Exercise task
Extract every line below, verbatim.

Data provided
====

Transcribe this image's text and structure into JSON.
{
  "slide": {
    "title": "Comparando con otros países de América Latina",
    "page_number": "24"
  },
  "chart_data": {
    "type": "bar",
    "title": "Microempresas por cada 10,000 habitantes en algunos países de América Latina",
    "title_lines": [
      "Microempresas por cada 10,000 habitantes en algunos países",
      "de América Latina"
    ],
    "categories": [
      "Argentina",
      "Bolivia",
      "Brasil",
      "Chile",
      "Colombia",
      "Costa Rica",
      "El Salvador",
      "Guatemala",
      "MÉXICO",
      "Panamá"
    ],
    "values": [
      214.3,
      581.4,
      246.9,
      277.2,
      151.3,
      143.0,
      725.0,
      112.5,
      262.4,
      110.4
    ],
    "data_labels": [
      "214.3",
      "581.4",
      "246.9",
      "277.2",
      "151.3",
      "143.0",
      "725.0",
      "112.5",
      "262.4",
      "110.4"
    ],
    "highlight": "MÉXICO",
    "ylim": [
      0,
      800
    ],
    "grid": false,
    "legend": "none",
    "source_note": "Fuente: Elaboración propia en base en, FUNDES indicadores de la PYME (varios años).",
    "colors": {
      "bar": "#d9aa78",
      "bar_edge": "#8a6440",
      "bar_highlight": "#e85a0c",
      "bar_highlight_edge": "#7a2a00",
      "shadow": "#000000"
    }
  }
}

====

Correct response
Transcribe this image's text and structure into JSON.
{
  "slide": {
    "title": "Comparando con otros países de América Latina",
    "page_number": "24"
  },
  "chart_data": {
    "type": "bar",
    "title": "Microempresas por cada 10,000 habitantes en algunos países de América Latina",
    "title_lines": [
      "Microempresas por cada 10,000 habitantes en algunos países",
      "de América Latina"
    ],
    "categories": [
      "Argentina",
      "Bolivia",
      "Brasil",
      "Chile",
      "Colombia",
      "Costa Rica",
      "El Salvador",
      "Guatemala",
      "MÉXICO",
      "Panamá"
    ],
    "values": [
      214.3,
      581.4,
      246.9,
      277.2,
      151.3,
      143.0,
      725.0,
      112.5,
      262.4,
      110.4
    ],
    "data_labels": [
      "214.3",
      "581.4",
      "246.9",
      "277.2",
      "151.3",
      "143.0",
      "725.0",
      "112.5",
      "262.4",
      "110.4"
    ],
    "highlight": "MÉXICO",
    "ylim": [
      0,
      800
    ],
    "grid": false,
    "legend": "none",
    "source_note": "Fuente: Elaboración propia en base en, FUNDES indicadores de la PYME (varios años).",
    "colors": {
      "bar": "#d9aa78",
      "bar_edge": "#8a6440",
      "bar_highlight": "#e85a0c",
      "bar_highlight_edge": "#7a2a00",
      "shadow": "#000000"
    }
  }
}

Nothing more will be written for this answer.